Exercise prompt.
Format the records below as a JSON list of strings, one string per line, omitting blank lines and leaving out the pictures.

Supplied records.
------------------------------------------------

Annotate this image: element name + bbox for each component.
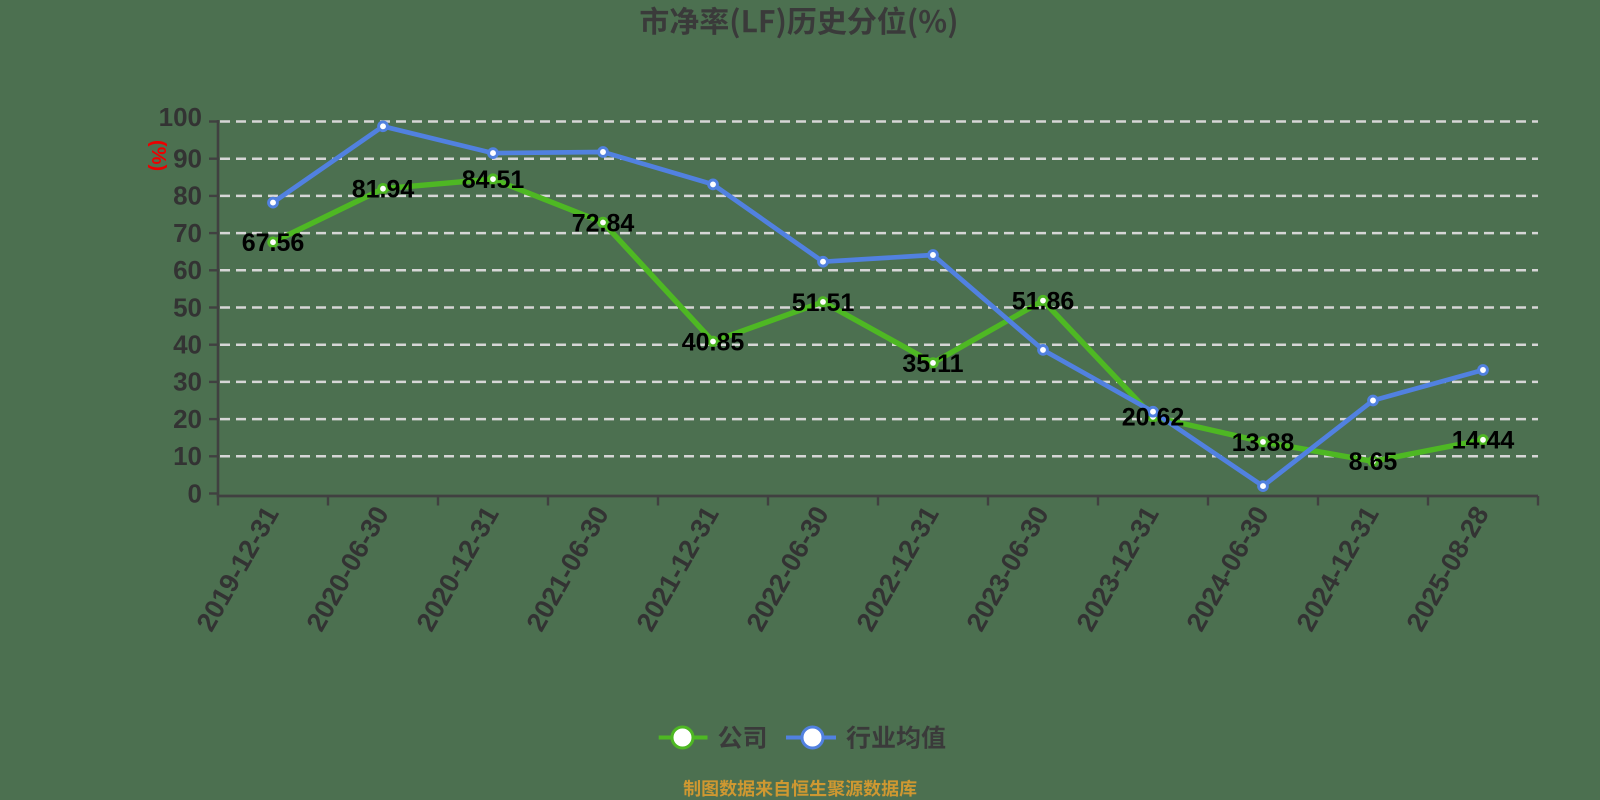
- svg-text:84.51: 84.51: [462, 166, 525, 194]
- svg-text:90: 90: [173, 144, 202, 174]
- svg-text:13.88: 13.88: [1232, 429, 1295, 457]
- svg-text:81.94: 81.94: [352, 176, 415, 204]
- svg-text:40: 40: [173, 330, 202, 360]
- svg-text:(%): (%): [147, 140, 169, 171]
- svg-text:51.86: 51.86: [1012, 288, 1075, 316]
- svg-text:67.56: 67.56: [242, 229, 305, 257]
- svg-text:70: 70: [173, 218, 202, 248]
- svg-text:20: 20: [173, 404, 202, 434]
- svg-text:0: 0: [188, 478, 202, 508]
- svg-text:50: 50: [173, 292, 202, 322]
- svg-text:60: 60: [173, 255, 202, 285]
- svg-text:14.44: 14.44: [1452, 427, 1515, 455]
- svg-text:72.84: 72.84: [572, 209, 635, 237]
- svg-text:80: 80: [173, 181, 202, 211]
- svg-text:51.51: 51.51: [792, 289, 855, 317]
- svg-text:30: 30: [173, 367, 202, 397]
- svg-text:100: 100: [159, 102, 202, 132]
- svg-text:35.11: 35.11: [902, 350, 963, 378]
- svg-text:10: 10: [173, 441, 202, 471]
- svg-text:40.85: 40.85: [682, 328, 745, 356]
- svg-text:8.65: 8.65: [1349, 448, 1398, 476]
- svg-text:20.62: 20.62: [1122, 404, 1185, 432]
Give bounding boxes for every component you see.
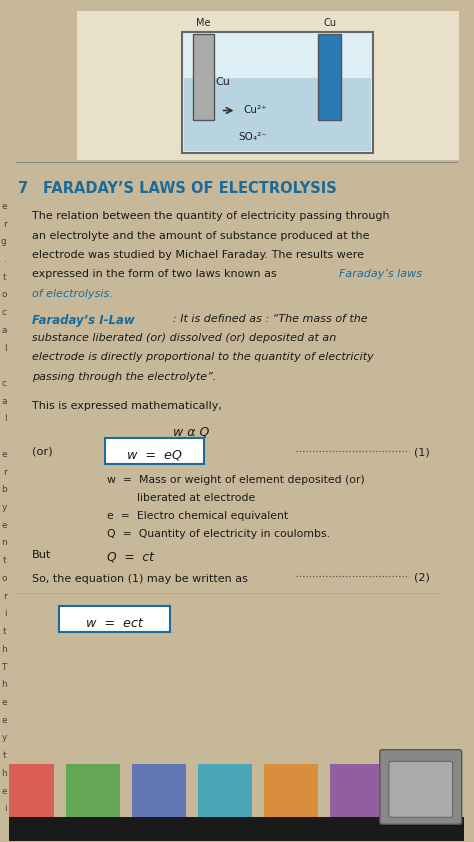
FancyBboxPatch shape xyxy=(132,764,186,840)
Text: (2): (2) xyxy=(414,573,430,583)
Text: Q  =  Quantity of electricity in coulombs.: Q = Quantity of electricity in coulombs. xyxy=(107,529,330,539)
Text: l: l xyxy=(4,414,7,424)
FancyBboxPatch shape xyxy=(9,818,464,840)
Text: Faraday’s I-Law: Faraday’s I-Law xyxy=(32,314,135,327)
FancyBboxPatch shape xyxy=(66,764,120,840)
Text: Q  =  ct: Q = ct xyxy=(107,551,154,563)
FancyBboxPatch shape xyxy=(330,764,384,840)
Text: Me: Me xyxy=(196,18,211,28)
Text: But: But xyxy=(32,551,51,561)
Text: 7: 7 xyxy=(18,181,28,196)
FancyBboxPatch shape xyxy=(389,761,453,818)
Text: i: i xyxy=(4,804,7,813)
FancyBboxPatch shape xyxy=(396,764,450,840)
FancyBboxPatch shape xyxy=(193,34,214,120)
Text: Cu²⁺: Cu²⁺ xyxy=(243,105,267,115)
Text: r: r xyxy=(3,592,7,600)
Text: T: T xyxy=(1,663,7,672)
Text: substance liberated (or) dissolved (or) deposited at an: substance liberated (or) dissolved (or) … xyxy=(32,333,336,343)
Text: liberated at electrode: liberated at electrode xyxy=(137,493,255,503)
Text: This is expressed mathematically,: This is expressed mathematically, xyxy=(32,401,222,411)
Text: o: o xyxy=(1,290,7,300)
FancyBboxPatch shape xyxy=(184,77,371,151)
Text: y: y xyxy=(1,503,7,512)
Text: c: c xyxy=(2,379,7,388)
Text: i: i xyxy=(4,610,7,618)
Text: e: e xyxy=(1,786,7,796)
Text: r: r xyxy=(3,467,7,477)
Text: w  =  Mass or weight of element deposited (or): w = Mass or weight of element deposited … xyxy=(107,475,365,485)
Text: .: . xyxy=(4,255,7,264)
Text: e: e xyxy=(1,450,7,459)
Text: y: y xyxy=(1,733,7,743)
Text: electrode is directly proportional to the quantity of electricity: electrode is directly proportional to th… xyxy=(32,353,374,362)
FancyBboxPatch shape xyxy=(0,764,55,840)
Text: Cu: Cu xyxy=(215,77,230,88)
Text: t: t xyxy=(3,751,7,760)
Text: a: a xyxy=(1,397,7,406)
Text: (or): (or) xyxy=(32,447,52,457)
Text: The relation between the quantity of electricity passing through: The relation between the quantity of ele… xyxy=(32,211,389,221)
Text: w  =  eQ: w = eQ xyxy=(127,449,182,461)
FancyBboxPatch shape xyxy=(198,764,252,840)
FancyBboxPatch shape xyxy=(182,32,373,153)
Text: electrode was studied by Michael Faraday. The results were: electrode was studied by Michael Faraday… xyxy=(32,250,364,260)
Text: e: e xyxy=(1,716,7,725)
Text: w α Q: w α Q xyxy=(173,425,209,438)
Text: e  =  Electro chemical equivalent: e = Electro chemical equivalent xyxy=(107,511,288,521)
Text: expressed in the form of two laws known as: expressed in the form of two laws known … xyxy=(32,269,276,280)
FancyBboxPatch shape xyxy=(380,749,462,824)
Text: n: n xyxy=(1,539,7,547)
Text: w  =  ect: w = ect xyxy=(86,616,143,630)
Text: e: e xyxy=(1,520,7,530)
FancyBboxPatch shape xyxy=(77,11,459,160)
Text: c: c xyxy=(2,308,7,317)
Text: an electrolyte and the amount of substance produced at the: an electrolyte and the amount of substan… xyxy=(32,231,369,241)
Text: b: b xyxy=(1,485,7,494)
Text: of electrolysis.: of electrolysis. xyxy=(32,289,112,299)
Text: So, the equation (1) may be written as: So, the equation (1) may be written as xyxy=(32,573,247,584)
Text: t: t xyxy=(3,273,7,282)
Text: t: t xyxy=(3,627,7,636)
Text: g: g xyxy=(1,237,7,247)
Text: l: l xyxy=(4,344,7,353)
Text: e: e xyxy=(1,698,7,707)
Text: h: h xyxy=(1,769,7,778)
Text: t: t xyxy=(3,557,7,565)
Text: FARADAY’S LAWS OF ELECTROLYSIS: FARADAY’S LAWS OF ELECTROLYSIS xyxy=(43,181,337,196)
FancyBboxPatch shape xyxy=(264,764,319,840)
FancyBboxPatch shape xyxy=(319,34,341,120)
Text: r: r xyxy=(3,220,7,228)
Text: h: h xyxy=(1,645,7,653)
FancyBboxPatch shape xyxy=(105,438,204,464)
Text: passing through the electrolyte”.: passing through the electrolyte”. xyxy=(32,372,216,381)
Text: : It is defined as : “The mass of the: : It is defined as : “The mass of the xyxy=(173,314,367,323)
Text: Faraday’s laws: Faraday’s laws xyxy=(339,269,422,280)
Text: Cu: Cu xyxy=(323,18,336,28)
Text: (1): (1) xyxy=(414,448,429,458)
FancyBboxPatch shape xyxy=(59,606,170,632)
Text: a: a xyxy=(1,326,7,335)
Text: o: o xyxy=(1,574,7,583)
Text: h: h xyxy=(1,680,7,690)
Text: e: e xyxy=(1,202,7,210)
Text: SO₄²⁻: SO₄²⁻ xyxy=(239,132,267,141)
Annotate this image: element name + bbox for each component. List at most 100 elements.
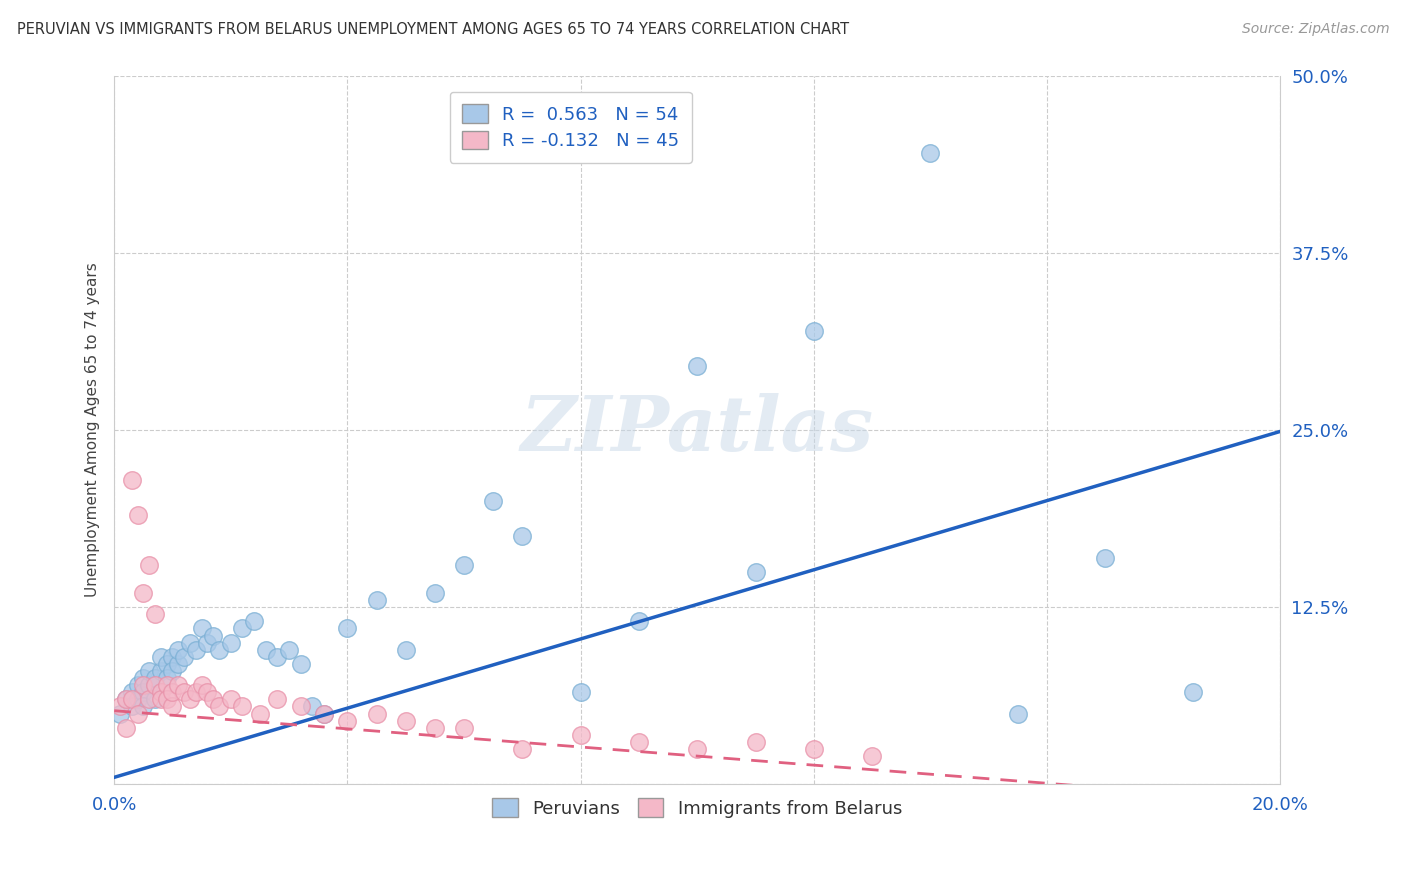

------------------------------------------------

The output.
[
  "Annotate this image: element name + bbox for each component.",
  "- svg-text:84.51: 84.51: [462, 166, 525, 194]",
  "- svg-text:90: 90: [173, 144, 202, 174]",
  "- svg-text:13.88: 13.88: [1232, 429, 1295, 457]",
  "- svg-text:81.94: 81.94: [352, 176, 415, 204]",
  "- svg-text:40: 40: [173, 330, 202, 360]",
  "- svg-text:(%): (%): [147, 140, 169, 171]",
  "- svg-text:51.86: 51.86: [1012, 288, 1075, 316]",
  "- svg-text:67.56: 67.56: [242, 229, 305, 257]",
  "- svg-text:70: 70: [173, 218, 202, 248]",
  "- svg-text:20: 20: [173, 404, 202, 434]",
  "- svg-text:0: 0: [188, 478, 202, 508]",
  "- svg-text:50: 50: [173, 292, 202, 322]",
  "- svg-text:60: 60: [173, 255, 202, 285]",
  "- svg-text:14.44: 14.44: [1452, 427, 1515, 455]",
  "- svg-text:72.84: 72.84: [572, 209, 635, 237]",
  "- svg-text:80: 80: [173, 181, 202, 211]",
  "- svg-text:51.51: 51.51: [792, 289, 855, 317]",
  "- svg-text:30: 30: [173, 367, 202, 397]",
  "- svg-text:100: 100: [159, 102, 202, 132]",
  "- svg-text:35.11: 35.11: [902, 350, 963, 378]",
  "- svg-text:10: 10: [173, 441, 202, 471]",
  "- svg-text:40.85: 40.85: [682, 328, 745, 356]",
  "- svg-text:8.65: 8.65: [1349, 448, 1398, 476]",
  "- svg-text:20.62: 20.62: [1122, 404, 1185, 432]",
  "Give bounding boxes for every component you see.",
  "FancyBboxPatch shape xyxy=(132,764,186,840)",
  "Text: (2): (2) xyxy=(414,573,430,583)",
  "Text: Q  =  Quantity of electricity in coulombs.: Q = Quantity of electricity in coulombs. xyxy=(107,529,330,539)",
  "Text: l: l xyxy=(4,414,7,424)",
  "FancyBboxPatch shape xyxy=(9,818,464,840)",
  "Text: Faraday’s I-Law: Faraday’s I-Law xyxy=(32,314,135,327)",
  "FancyBboxPatch shape xyxy=(66,764,120,840)",
  "Text: Q  =  ct: Q = ct xyxy=(107,551,154,563)",
  "FancyBboxPatch shape xyxy=(330,764,384,840)",
  "Text: Me: Me xyxy=(196,18,211,28)",
  "Text: But: But xyxy=(32,551,51,561)",
  "Text: 7: 7 xyxy=(18,181,28,196)",
  "FancyBboxPatch shape xyxy=(389,761,453,818)",
  "Text: i: i xyxy=(4,804,7,813)",
  "FancyBboxPatch shape xyxy=(396,764,450,840)",
  "FancyBboxPatch shape xyxy=(193,34,214,120)",
  "Text: Cu²⁺: Cu²⁺ xyxy=(243,105,267,115)",
  "Text: r: r xyxy=(3,592,7,600)",
  "Text: T: T xyxy=(1,663,7,672)",
  "Text: substance liberated (or) dissolved (or) deposited at an: substance liberated (or) dissolved (or) … xyxy=(32,333,336,343)",
  "Text: liberated at electrode: liberated at electrode xyxy=(137,493,255,503)",
  "Text: This is expressed mathematically,: This is expressed mathematically, xyxy=(32,401,222,411)",
  "Text: o: o xyxy=(1,290,7,300)",
  "FancyBboxPatch shape xyxy=(184,77,371,151)",
  "Text: y: y xyxy=(1,503,7,512)",
  "Text: c: c xyxy=(2,379,7,388)",
  "Text: i: i xyxy=(4,610,7,618)",
  "Text: e: e xyxy=(1,786,7,796)",
  "Text: r: r xyxy=(3,467,7,477)",
  "Text: w  =  Mass or weight of element deposited (or): w = Mass or weight of element deposited … xyxy=(107,475,365,485)",
  "Text: .: . xyxy=(4,255,7,264)",
  "Text: e: e xyxy=(1,450,7,459)",
  "Text: y: y xyxy=(1,733,7,743)",
  "Text: electrode is directly proportional to the quantity of electricity: electrode is directly proportional to th… xyxy=(32,353,374,362)",
  "FancyBboxPatch shape xyxy=(0,764,55,840)",
  "Text: Cu: Cu xyxy=(215,77,230,88)",
  "Text: t: t xyxy=(3,751,7,760)",
  "Text: a: a xyxy=(1,397,7,406)",
  "Text: (or): (or) xyxy=(32,447,52,457)",
  "Text: The relation between the quantity of electricity passing through: The relation between the quantity of ele… xyxy=(32,211,389,221)",
  "Text: w  =  eQ: w = eQ xyxy=(127,449,182,461)",
  "FancyBboxPatch shape xyxy=(198,764,252,840)",
  "FancyBboxPatch shape xyxy=(182,32,373,153)",
  "Text: electrode was studied by Michael Faraday. The results were: electrode was studied by Michael Faraday… xyxy=(32,250,364,260)",
  "Text: e: e xyxy=(1,716,7,725)",
  "Text: w α Q: w α Q xyxy=(173,425,209,438)",
  "Text: e  =  Electro chemical equivalent: e = Electro chemical equivalent xyxy=(107,511,288,521)",
  "Text: expressed in the form of two laws known as: expressed in the form of two laws known … xyxy=(32,269,276,280)",
  "FancyBboxPatch shape xyxy=(380,749,462,824)",
  "Text: n: n xyxy=(1,539,7,547)",
  "Text: w  =  ect: w = ect xyxy=(86,616,143,630)",
  "Text: e: e xyxy=(1,520,7,530)",
  "FancyBboxPatch shape xyxy=(77,11,459,160)",
  "Text: c: c xyxy=(2,308,7,317)",
  "Text: an electrolyte and the amount of substance produced at the: an electrolyte and the amount of substan… xyxy=(32,231,369,241)",
  "Text: b: b xyxy=(1,485,7,494)",
  "Text: of electrolysis.: of electrolysis. xyxy=(32,289,112,299)",
  "Text: So, the equation (1) may be written as: So, the equation (1) may be written as xyxy=(32,573,247,584)",
  "Text: t: t xyxy=(3,273,7,282)",
  "Text: t: t xyxy=(3,627,7,636)",
  "Text: g: g xyxy=(1,237,7,247)",
  "Text: l: l xyxy=(4,344,7,353)",
  "Text: e: e xyxy=(1,698,7,707)",
  "Text: h: h xyxy=(1,769,7,778)",
  "Text: t: t xyxy=(3,557,7,565)",
  "Text: FARADAY’S LAWS OF ELECTROLYSIS: FARADAY’S LAWS OF ELECTROLYSIS xyxy=(43,181,337,196)",
  "FancyBboxPatch shape xyxy=(264,764,319,840)",
  "FancyBboxPatch shape xyxy=(319,34,341,120)",
  "Text: r: r xyxy=(3,220,7,228)",
  "Text: h: h xyxy=(1,645,7,653)",
  "FancyBboxPatch shape xyxy=(105,438,204,464)",
  "Text: passing through the electrolyte”.: passing through the electrolyte”. xyxy=(32,372,216,381)",
  "Text: : It is defined as : “The mass of the: : It is defined as : “The mass of the xyxy=(173,314,367,323)",
  "Text: Faraday’s laws: Faraday’s laws xyxy=(339,269,422,280)",
  "Text: Cu: Cu xyxy=(323,18,336,28)",
  "Text: (1): (1) xyxy=(414,448,429,458)",
  "FancyBboxPatch shape xyxy=(59,606,170,632)",
  "Text: a: a xyxy=(1,326,7,335)",
  "Text: o: o xyxy=(1,574,7,583)",
  "Text: h: h xyxy=(1,680,7,690)",
  "Text: e: e xyxy=(1,202,7,210)",
  "Text: SO₄²⁻: SO₄²⁻ xyxy=(239,132,267,141)",
  "Annotate this image: element name + bbox for each component. List at most 100 elements."
]